— START OF DATA SHOWN —
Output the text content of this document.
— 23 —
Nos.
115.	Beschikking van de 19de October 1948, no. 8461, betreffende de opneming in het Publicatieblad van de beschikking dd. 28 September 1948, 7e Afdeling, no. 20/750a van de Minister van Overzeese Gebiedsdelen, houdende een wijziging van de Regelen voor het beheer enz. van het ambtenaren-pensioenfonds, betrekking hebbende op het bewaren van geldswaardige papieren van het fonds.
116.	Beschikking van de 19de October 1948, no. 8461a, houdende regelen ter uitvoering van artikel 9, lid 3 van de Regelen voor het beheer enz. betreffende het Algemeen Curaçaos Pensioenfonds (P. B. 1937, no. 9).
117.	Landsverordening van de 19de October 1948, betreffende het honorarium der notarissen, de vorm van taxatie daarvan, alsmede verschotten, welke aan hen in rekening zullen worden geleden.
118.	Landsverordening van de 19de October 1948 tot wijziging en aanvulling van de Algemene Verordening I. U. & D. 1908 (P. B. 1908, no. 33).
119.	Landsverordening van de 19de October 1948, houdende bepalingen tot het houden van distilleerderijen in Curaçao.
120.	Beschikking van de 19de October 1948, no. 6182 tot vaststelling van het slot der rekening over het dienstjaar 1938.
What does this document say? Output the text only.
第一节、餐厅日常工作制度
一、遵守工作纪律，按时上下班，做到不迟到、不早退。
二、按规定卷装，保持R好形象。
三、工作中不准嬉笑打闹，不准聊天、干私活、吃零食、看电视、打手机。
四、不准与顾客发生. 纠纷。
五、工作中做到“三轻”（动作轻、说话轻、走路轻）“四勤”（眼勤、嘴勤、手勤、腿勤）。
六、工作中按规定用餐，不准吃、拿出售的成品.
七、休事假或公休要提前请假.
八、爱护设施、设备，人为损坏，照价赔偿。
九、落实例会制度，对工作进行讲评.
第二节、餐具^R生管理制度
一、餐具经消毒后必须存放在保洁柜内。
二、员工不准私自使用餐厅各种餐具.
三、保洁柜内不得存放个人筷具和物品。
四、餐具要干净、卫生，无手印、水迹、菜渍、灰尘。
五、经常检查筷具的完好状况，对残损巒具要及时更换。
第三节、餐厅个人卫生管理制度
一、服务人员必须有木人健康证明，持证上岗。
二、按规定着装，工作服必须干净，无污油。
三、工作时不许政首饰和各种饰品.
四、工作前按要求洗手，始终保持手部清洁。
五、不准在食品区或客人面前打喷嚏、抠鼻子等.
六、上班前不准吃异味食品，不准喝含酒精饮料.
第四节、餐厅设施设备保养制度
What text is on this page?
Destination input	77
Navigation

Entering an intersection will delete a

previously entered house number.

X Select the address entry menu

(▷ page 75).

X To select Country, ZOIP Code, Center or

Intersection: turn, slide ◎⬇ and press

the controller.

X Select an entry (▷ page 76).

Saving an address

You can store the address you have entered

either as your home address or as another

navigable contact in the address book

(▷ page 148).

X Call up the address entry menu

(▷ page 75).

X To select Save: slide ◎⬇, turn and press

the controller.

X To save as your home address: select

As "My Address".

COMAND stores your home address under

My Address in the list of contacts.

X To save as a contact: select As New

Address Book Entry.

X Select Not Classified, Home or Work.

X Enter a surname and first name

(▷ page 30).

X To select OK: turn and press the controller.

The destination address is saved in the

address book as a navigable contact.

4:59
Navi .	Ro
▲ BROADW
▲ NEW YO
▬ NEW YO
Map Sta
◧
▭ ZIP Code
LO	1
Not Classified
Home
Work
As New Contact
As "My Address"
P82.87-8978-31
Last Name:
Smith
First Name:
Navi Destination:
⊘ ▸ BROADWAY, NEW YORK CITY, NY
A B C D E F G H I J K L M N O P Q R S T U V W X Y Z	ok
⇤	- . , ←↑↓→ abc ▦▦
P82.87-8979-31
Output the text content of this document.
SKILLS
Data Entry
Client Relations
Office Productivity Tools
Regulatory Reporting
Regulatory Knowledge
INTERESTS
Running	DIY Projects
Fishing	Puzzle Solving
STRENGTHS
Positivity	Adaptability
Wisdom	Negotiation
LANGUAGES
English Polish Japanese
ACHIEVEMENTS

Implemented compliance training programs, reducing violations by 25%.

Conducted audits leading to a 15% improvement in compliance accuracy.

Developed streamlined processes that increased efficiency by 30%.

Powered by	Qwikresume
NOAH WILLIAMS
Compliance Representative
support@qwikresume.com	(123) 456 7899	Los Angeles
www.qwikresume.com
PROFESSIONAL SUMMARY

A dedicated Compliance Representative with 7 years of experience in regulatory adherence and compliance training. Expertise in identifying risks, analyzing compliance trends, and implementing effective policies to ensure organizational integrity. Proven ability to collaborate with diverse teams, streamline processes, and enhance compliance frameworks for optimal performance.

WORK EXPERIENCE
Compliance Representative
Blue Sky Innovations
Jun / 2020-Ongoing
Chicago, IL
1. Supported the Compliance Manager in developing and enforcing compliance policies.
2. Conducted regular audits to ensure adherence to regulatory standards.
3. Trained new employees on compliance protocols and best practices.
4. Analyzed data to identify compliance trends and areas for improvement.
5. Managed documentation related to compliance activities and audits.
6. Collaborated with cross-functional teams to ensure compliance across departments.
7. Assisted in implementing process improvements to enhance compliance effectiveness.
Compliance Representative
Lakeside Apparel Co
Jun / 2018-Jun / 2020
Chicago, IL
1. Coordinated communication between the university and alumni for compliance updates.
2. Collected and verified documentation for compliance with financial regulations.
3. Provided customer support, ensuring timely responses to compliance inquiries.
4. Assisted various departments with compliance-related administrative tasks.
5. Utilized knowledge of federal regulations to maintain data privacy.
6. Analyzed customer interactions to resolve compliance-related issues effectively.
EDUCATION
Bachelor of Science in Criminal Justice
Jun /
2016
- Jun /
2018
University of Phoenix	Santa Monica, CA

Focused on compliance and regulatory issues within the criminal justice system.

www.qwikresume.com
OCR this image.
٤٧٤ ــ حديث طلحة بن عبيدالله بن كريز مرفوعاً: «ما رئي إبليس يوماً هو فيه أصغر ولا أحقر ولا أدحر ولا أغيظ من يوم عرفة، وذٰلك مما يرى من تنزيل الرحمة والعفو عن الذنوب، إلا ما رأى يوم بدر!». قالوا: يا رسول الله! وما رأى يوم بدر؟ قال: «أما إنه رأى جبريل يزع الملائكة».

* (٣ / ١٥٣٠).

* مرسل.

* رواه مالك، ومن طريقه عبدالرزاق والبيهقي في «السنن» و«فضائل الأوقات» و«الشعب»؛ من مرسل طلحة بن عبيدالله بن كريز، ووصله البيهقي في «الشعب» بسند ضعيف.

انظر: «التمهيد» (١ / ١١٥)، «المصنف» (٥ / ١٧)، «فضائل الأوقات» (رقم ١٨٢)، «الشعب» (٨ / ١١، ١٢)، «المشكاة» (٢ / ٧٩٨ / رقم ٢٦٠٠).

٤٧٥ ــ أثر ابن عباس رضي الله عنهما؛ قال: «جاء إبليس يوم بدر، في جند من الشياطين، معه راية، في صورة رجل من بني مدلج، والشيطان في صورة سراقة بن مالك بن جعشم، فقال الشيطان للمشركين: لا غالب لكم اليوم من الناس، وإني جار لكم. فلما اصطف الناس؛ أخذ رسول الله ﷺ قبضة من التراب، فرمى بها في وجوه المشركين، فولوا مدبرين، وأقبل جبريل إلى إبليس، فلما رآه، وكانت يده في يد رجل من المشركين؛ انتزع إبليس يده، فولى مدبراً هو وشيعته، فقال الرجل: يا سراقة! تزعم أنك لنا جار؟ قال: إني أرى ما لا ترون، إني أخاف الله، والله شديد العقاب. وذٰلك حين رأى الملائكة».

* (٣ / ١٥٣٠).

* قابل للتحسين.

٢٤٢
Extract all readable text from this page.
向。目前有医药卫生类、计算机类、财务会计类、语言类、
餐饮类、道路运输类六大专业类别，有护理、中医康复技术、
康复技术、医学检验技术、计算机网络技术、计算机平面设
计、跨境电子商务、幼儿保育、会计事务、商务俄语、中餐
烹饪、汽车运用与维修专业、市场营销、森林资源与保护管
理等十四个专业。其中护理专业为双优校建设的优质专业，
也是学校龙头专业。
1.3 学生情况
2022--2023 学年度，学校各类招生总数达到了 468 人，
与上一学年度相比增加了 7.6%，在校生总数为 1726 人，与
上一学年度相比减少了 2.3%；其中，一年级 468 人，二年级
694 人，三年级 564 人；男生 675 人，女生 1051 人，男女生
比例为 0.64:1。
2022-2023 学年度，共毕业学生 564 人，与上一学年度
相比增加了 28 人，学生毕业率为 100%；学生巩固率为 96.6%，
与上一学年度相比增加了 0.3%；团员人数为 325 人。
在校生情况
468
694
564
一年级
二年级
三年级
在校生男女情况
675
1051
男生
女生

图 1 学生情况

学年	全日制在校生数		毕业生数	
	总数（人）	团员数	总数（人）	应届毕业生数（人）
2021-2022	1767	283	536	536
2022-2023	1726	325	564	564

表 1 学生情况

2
— END OF DATA SHOWN —
### PROBLEM
Go through the records and gather the lines that hold "related".

### SOLVED EXERCISE
5. Managed documentation related to compliance activities and audits.
4. Assisted various departments with compliance-related administrative tasks.
6. Analyzed customer interactions to resolve compliance-related issues effectively.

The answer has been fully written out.